→ **Problem**:
Read through the data and report every line in which the word "Firefox" occurs.

→ **A block of data**:
┌────────

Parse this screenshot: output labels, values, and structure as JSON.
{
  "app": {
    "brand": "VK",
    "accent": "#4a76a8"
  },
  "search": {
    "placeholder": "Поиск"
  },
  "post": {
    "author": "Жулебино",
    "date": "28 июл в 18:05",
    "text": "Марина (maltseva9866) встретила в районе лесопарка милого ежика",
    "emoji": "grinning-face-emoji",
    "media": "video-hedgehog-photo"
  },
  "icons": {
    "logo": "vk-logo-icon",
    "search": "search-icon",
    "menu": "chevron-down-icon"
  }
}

└────────
┌────────

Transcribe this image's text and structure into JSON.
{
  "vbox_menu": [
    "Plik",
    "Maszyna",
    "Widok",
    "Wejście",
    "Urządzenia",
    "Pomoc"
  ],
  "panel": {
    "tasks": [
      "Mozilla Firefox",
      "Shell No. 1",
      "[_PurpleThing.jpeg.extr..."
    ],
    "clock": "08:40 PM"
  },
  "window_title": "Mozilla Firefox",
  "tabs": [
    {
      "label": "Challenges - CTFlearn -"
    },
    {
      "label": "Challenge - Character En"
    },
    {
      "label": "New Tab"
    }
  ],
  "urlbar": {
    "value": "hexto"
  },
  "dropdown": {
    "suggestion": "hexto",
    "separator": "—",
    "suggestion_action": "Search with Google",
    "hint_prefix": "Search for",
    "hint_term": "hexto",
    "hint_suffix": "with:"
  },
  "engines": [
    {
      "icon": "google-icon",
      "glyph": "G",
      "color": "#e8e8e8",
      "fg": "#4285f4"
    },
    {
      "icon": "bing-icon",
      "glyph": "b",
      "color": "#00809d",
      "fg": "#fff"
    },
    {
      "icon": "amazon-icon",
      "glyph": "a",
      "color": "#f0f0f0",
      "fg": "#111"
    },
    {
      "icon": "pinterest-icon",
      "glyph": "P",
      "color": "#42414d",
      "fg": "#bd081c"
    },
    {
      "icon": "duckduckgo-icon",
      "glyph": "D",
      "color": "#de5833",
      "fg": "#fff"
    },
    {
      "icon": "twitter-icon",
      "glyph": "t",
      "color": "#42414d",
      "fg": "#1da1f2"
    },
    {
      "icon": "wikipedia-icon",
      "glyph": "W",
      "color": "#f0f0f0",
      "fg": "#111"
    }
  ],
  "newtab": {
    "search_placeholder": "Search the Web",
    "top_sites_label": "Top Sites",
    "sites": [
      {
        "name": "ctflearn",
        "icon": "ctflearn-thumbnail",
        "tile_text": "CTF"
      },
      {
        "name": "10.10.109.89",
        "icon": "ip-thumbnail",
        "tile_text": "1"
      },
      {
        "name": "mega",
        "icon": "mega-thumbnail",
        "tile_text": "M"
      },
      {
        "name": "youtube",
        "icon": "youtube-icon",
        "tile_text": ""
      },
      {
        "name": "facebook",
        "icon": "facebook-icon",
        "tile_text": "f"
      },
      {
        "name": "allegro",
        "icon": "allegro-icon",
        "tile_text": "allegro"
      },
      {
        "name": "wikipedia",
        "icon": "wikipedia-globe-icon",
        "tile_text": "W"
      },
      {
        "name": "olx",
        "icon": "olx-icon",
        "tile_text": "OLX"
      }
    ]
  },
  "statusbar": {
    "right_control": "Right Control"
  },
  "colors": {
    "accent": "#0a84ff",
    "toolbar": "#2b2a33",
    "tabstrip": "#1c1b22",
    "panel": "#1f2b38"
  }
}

└────────
┌────────

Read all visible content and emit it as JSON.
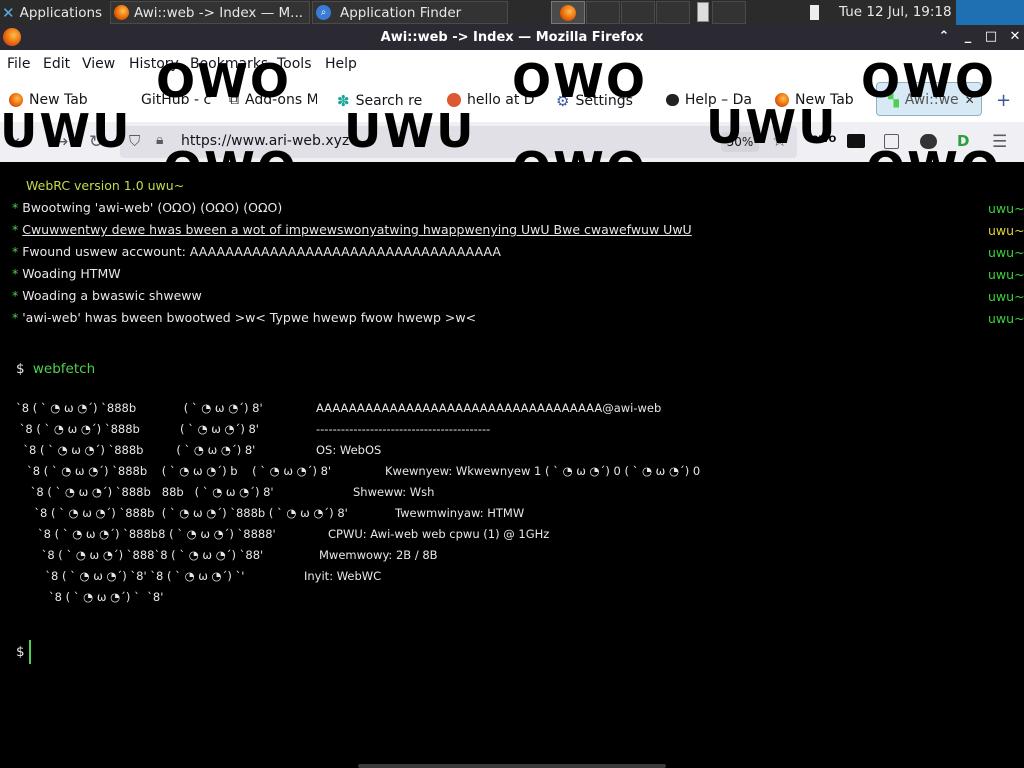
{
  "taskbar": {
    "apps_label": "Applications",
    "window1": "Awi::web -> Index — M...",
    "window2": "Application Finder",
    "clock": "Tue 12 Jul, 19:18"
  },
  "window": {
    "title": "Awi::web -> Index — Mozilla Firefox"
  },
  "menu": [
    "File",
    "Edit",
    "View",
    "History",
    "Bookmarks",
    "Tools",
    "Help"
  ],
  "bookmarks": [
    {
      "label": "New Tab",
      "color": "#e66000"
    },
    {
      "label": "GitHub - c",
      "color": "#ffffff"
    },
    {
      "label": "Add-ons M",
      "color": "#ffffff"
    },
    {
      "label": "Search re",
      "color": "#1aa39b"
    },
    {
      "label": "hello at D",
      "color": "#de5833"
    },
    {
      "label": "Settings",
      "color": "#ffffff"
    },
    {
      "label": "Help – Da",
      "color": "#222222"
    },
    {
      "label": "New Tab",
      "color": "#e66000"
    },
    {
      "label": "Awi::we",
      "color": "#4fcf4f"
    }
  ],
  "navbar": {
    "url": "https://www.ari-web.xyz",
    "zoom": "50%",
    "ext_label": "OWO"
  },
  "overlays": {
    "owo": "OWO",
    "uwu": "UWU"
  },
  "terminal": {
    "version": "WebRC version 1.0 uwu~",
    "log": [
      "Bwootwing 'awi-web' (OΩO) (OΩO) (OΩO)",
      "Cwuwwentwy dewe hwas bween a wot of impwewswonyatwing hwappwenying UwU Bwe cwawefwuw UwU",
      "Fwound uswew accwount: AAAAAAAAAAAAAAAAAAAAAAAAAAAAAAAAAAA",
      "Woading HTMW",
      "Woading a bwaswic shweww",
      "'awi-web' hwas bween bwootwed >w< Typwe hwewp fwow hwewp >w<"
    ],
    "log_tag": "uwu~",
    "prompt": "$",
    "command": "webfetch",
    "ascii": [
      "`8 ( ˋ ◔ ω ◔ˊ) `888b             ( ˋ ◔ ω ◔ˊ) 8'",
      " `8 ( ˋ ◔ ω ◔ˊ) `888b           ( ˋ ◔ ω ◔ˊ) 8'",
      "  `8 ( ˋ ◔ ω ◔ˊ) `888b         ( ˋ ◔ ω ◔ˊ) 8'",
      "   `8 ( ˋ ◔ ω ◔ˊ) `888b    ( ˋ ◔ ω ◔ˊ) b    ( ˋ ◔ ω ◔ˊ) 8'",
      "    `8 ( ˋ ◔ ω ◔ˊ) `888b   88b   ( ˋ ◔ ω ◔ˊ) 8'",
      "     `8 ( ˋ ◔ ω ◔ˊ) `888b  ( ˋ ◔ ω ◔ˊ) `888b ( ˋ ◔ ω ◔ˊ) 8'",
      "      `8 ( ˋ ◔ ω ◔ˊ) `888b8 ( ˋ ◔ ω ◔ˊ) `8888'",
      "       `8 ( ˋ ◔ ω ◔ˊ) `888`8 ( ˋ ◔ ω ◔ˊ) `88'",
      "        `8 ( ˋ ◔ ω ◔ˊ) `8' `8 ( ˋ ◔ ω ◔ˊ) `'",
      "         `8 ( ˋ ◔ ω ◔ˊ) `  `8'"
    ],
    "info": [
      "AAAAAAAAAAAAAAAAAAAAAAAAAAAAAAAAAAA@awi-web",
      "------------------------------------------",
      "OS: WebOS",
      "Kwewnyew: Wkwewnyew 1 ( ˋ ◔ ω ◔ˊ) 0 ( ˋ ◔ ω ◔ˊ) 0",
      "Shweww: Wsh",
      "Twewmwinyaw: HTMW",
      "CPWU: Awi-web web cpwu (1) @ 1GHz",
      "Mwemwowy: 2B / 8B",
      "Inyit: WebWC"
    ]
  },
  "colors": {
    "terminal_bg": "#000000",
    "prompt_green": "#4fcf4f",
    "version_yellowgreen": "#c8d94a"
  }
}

└────────

→ **Exercise result**:
      "Mozilla Firefox",
  "window_title": "Mozilla Firefox",
    "title": "Awi::web -> Index — Mozilla Firefox"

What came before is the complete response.